Goal:
Word for word, restate every line of the material.

Material supplied:

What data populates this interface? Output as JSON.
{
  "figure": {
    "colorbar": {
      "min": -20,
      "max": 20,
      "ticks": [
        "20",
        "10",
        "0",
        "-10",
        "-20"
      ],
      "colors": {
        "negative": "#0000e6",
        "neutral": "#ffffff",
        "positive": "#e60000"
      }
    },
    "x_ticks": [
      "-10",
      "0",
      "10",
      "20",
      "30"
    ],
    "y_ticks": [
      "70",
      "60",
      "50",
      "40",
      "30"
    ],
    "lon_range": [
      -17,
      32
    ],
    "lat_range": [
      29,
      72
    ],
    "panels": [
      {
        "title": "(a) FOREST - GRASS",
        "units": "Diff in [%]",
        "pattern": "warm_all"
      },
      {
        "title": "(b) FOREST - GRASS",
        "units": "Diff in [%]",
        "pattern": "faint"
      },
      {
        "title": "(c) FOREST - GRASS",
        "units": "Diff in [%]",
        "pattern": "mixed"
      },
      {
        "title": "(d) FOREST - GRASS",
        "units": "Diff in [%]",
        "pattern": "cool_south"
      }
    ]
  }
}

Solution to the problem:
What data populates this interface? Output as JSON.
{
  "figure": {
    "colorbar": {
      "min": -20,
      "max": 20,
      "ticks": [
        "20",
        "10",
        "0",
        "-10",
        "-20"
      ],
      "colors": {
        "negative": "#0000e6",
        "neutral": "#ffffff",
        "positive": "#e60000"
      }
    },
    "x_ticks": [
      "-10",
      "0",
      "10",
      "20",
      "30"
    ],
    "y_ticks": [
      "70",
      "60",
      "50",
      "40",
      "30"
    ],
    "lon_range": [
      -17,
      32
    ],
    "lat_range": [
      29,
      72
    ],
    "panels": [
      {
        "title": "(a) FOREST - GRASS",
        "units": "Diff in [%]",
        "pattern": "warm_all"
      },
      {
        "title": "(b) FOREST - GRASS",
        "units": "Diff in [%]",
        "pattern": "faint"
      },
      {
        "title": "(c) FOREST - GRASS",
        "units": "Diff in [%]",
        "pattern": "mixed"
      },
      {
        "title": "(d) FOREST - GRASS",
        "units": "Diff in [%]",
        "pattern": "cool_south"
      }
    ]
  }
}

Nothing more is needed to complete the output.